* Exercise task *
Determine how many lines include the word "创先争优", then give that number and nothing more.

* Task data *
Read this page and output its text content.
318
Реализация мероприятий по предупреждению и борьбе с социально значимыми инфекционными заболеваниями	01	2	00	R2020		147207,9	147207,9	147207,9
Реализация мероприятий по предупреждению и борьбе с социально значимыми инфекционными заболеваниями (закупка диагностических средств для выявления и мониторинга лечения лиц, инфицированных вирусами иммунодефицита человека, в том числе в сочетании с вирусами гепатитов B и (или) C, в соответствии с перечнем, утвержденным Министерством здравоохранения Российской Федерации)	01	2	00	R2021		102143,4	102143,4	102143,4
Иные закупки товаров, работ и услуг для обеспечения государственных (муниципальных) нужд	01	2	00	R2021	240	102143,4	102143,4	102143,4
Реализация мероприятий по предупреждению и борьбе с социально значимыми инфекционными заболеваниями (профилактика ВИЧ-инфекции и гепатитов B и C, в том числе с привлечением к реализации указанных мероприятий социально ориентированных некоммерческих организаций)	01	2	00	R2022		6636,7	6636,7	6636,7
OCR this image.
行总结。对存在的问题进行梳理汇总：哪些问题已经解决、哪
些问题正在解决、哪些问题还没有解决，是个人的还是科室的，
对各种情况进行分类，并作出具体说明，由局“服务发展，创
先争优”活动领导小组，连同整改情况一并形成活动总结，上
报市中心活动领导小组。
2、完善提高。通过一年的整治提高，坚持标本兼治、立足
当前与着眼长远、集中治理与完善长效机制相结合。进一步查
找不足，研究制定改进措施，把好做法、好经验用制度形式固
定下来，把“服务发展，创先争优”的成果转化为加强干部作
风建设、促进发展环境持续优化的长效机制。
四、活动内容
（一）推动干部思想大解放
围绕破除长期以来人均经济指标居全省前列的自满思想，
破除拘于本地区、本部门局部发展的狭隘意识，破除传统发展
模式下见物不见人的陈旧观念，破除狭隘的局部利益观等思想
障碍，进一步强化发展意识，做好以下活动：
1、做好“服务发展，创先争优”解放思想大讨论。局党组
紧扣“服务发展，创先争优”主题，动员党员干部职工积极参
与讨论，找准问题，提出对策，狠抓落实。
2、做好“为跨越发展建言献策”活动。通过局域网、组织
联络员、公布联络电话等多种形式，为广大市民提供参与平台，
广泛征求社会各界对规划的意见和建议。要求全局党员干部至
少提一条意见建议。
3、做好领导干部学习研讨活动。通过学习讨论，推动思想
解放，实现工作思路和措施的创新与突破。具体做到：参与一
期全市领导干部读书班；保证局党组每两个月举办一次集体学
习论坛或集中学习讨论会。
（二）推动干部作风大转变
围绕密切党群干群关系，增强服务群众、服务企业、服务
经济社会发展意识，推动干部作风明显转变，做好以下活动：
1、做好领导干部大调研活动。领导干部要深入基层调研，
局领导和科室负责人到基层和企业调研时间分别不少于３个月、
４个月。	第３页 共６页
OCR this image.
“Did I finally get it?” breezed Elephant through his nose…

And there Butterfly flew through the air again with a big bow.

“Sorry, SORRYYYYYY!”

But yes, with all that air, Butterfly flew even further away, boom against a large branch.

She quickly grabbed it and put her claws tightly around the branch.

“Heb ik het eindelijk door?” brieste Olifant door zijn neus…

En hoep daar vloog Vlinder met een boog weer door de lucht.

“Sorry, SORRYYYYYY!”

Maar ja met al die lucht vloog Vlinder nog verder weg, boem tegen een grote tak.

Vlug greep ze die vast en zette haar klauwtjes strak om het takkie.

* Output of the exercise *
3